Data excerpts
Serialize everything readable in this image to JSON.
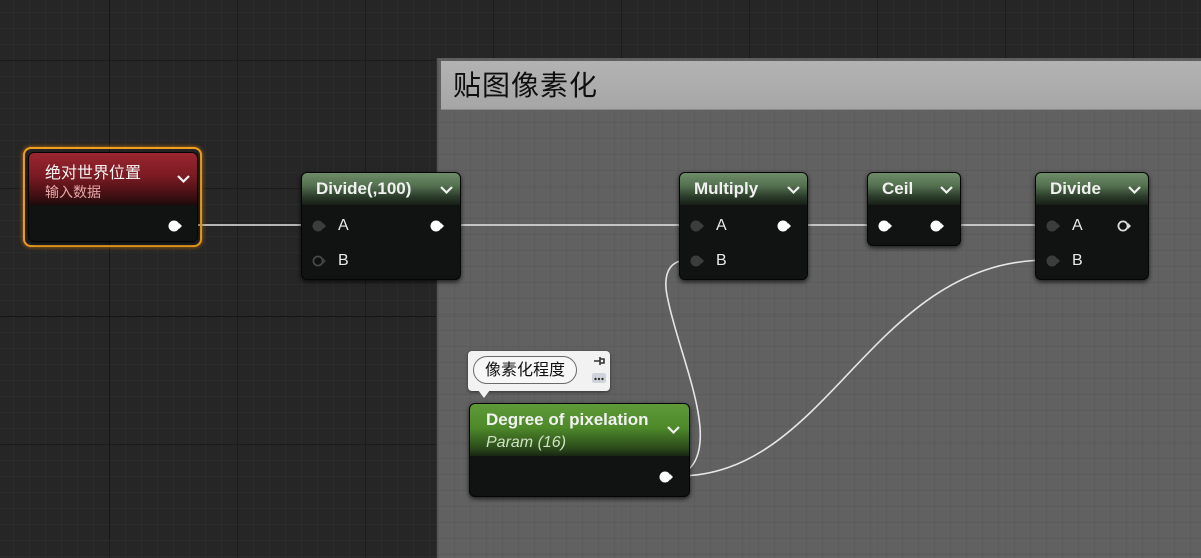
{
  "comment": {
    "title": "贴图像素化"
  },
  "nodes": {
    "absolute_world_position": {
      "title": "绝对世界位置",
      "subtitle": "输入数据"
    },
    "divide_100": {
      "title": "Divide(,100)",
      "pin_a": "A",
      "pin_b": "B"
    },
    "multiply": {
      "title": "Multiply",
      "pin_a": "A",
      "pin_b": "B"
    },
    "ceil": {
      "title": "Ceil"
    },
    "divide": {
      "title": "Divide",
      "pin_a": "A",
      "pin_b": "B"
    },
    "degree_of_pixelation": {
      "title": "Degree of pixelation",
      "subtitle": "Param (16)",
      "tooltip": "像素化程度"
    }
  },
  "colors": {
    "header_green": "#53704f",
    "param_green": "#4e8a2a",
    "input_red": "#8a1d24",
    "selection_orange": "#f0a020",
    "wire": "#e6e6e6"
  }
}
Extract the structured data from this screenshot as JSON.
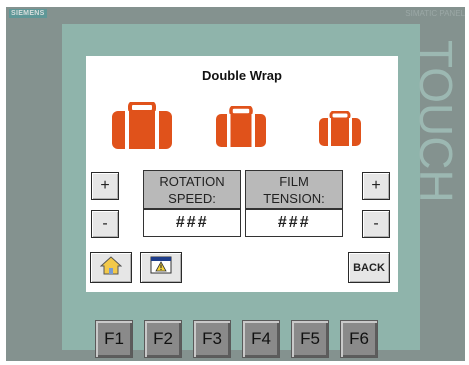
{
  "device": {
    "brand": "SIEMENS",
    "model": "SIMATIC PANEL",
    "touch_label": "TOUCH"
  },
  "screen": {
    "title": "Double Wrap",
    "rotation": {
      "label_line1": "ROTATION",
      "label_line2": "SPEED:",
      "value": "###",
      "plus": "+",
      "minus": "-"
    },
    "film": {
      "label_line1": "FILM",
      "label_line2": "TENSION:",
      "value": "###",
      "plus": "+",
      "minus": "-"
    },
    "back_label": "BACK"
  },
  "function_keys": [
    "F1",
    "F2",
    "F3",
    "F4",
    "F5",
    "F6"
  ],
  "colors": {
    "bag": "#e0521b",
    "panel": "#84928f",
    "bezel": "#8fb4ab"
  }
}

**Stated problem:**
Write out the full listing verbatim, excluding its pictures.

**Written solution:**
Serialize everything readable in this image to JSON.
{
  "comment": {
    "title": "贴图像素化"
  },
  "nodes": {
    "absolute_world_position": {
      "title": "绝对世界位置",
      "subtitle": "输入数据"
    },
    "divide_100": {
      "title": "Divide(,100)",
      "pin_a": "A",
      "pin_b": "B"
    },
    "multiply": {
      "title": "Multiply",
      "pin_a": "A",
      "pin_b": "B"
    },
    "ceil": {
      "title": "Ceil"
    },
    "divide": {
      "title": "Divide",
      "pin_a": "A",
      "pin_b": "B"
    },
    "degree_of_pixelation": {
      "title": "Degree of pixelation",
      "subtitle": "Param (16)",
      "tooltip": "像素化程度"
    }
  },
  "colors": {
    "header_green": "#53704f",
    "param_green": "#4e8a2a",
    "input_red": "#8a1d24",
    "selection_orange": "#f0a020",
    "wire": "#e6e6e6"
  }
}
Extract the structured data from this screenshot as JSON.
{
  "device": {
    "brand": "SIEMENS",
    "model": "SIMATIC PANEL",
    "touch_label": "TOUCH"
  },
  "screen": {
    "title": "Double Wrap",
    "rotation": {
      "label_line1": "ROTATION",
      "label_line2": "SPEED:",
      "value": "###",
      "plus": "+",
      "minus": "-"
    },
    "film": {
      "label_line1": "FILM",
      "label_line2": "TENSION:",
      "value": "###",
      "plus": "+",
      "minus": "-"
    },
    "back_label": "BACK"
  },
  "function_keys": [
    "F1",
    "F2",
    "F3",
    "F4",
    "F5",
    "F6"
  ],
  "colors": {
    "bag": "#e0521b",
    "panel": "#84928f",
    "bezel": "#8fb4ab"
  }
}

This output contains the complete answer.